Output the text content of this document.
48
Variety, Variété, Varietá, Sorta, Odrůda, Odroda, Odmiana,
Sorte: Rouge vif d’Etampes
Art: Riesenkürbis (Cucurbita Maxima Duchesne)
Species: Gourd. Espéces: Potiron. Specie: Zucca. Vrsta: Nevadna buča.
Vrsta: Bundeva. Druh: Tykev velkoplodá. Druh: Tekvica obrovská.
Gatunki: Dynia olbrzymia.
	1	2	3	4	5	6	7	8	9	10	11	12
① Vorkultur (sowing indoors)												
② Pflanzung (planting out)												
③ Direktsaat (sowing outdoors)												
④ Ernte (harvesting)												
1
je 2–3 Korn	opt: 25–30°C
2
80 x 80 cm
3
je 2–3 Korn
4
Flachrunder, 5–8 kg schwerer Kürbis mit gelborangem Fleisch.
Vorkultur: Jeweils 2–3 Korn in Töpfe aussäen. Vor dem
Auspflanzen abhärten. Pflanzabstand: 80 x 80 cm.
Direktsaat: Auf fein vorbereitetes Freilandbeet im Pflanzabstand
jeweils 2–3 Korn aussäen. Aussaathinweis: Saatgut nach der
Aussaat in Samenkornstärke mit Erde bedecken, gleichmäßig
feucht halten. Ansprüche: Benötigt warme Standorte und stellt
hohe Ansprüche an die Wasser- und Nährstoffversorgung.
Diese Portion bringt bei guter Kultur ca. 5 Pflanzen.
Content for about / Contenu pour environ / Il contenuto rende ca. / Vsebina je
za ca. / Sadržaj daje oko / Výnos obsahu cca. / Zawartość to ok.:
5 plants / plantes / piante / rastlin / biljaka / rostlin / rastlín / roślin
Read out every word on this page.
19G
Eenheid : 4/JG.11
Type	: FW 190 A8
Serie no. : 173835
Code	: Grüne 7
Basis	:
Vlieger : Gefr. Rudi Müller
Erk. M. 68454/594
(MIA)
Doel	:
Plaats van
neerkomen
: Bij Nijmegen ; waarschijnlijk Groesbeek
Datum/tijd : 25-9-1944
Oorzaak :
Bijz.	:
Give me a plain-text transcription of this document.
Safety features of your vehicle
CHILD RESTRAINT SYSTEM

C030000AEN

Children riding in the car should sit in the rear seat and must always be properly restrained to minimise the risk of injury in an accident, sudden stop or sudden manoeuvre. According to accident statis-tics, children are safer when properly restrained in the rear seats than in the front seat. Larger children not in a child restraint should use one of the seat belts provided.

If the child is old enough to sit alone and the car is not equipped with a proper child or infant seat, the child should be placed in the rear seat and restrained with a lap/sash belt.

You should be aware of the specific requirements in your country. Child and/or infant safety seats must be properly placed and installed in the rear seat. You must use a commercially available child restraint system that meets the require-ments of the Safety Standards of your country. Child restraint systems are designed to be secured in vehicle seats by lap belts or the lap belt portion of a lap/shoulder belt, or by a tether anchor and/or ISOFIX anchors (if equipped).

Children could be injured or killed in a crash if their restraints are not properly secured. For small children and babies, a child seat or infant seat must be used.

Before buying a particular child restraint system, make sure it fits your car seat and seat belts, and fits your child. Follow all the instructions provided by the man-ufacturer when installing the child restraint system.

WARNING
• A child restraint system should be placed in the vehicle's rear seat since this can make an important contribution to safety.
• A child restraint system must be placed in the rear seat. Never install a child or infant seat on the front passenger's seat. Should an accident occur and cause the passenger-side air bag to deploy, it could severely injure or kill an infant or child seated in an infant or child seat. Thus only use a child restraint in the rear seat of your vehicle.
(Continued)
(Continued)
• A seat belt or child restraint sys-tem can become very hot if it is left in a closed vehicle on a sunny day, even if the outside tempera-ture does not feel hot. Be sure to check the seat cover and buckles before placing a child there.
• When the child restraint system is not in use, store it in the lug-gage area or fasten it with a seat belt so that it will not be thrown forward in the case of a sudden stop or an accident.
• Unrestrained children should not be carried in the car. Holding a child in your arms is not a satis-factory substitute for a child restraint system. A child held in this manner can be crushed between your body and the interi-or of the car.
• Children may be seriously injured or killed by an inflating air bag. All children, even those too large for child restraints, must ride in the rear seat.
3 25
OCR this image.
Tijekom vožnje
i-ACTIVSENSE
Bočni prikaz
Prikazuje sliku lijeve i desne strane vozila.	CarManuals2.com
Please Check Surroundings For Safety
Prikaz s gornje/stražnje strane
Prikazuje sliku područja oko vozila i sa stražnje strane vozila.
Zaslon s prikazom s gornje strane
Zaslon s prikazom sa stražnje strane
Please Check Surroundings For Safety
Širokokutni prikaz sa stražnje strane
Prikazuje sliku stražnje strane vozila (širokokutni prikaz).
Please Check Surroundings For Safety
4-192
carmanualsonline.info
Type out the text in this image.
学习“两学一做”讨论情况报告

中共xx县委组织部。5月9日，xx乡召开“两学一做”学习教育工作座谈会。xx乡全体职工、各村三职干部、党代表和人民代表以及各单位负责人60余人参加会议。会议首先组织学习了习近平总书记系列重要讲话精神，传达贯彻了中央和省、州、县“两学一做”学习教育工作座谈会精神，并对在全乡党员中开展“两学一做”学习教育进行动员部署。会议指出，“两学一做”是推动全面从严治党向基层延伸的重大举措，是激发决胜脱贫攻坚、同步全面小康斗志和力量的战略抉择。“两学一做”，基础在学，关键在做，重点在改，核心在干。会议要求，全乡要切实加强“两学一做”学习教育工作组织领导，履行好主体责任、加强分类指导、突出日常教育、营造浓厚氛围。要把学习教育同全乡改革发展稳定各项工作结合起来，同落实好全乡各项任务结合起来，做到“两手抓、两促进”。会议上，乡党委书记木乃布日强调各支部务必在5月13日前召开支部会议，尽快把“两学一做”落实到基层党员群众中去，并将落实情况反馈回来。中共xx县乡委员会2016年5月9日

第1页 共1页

================================

Problem to solve: Which lines of the material contain the string "secured"? List each of them.

Written solution:
You should be aware of the specific requirements in your country. Child and/or infant safety seats must be properly placed and installed in the rear seat. You must use a commercially available child restraint system that meets the require-ments of the Safety Standards of your country. Child restraint systems are designed to be secured in vehicle seats by lap belts or the lap belt portion of a lap/shoulder belt, or by a tether anchor and/or ISOFIX anchors (if equipped).
Children could be injured or killed in a crash if their restraints are not properly secured. For small children and babies, a child seat or infant seat must be used.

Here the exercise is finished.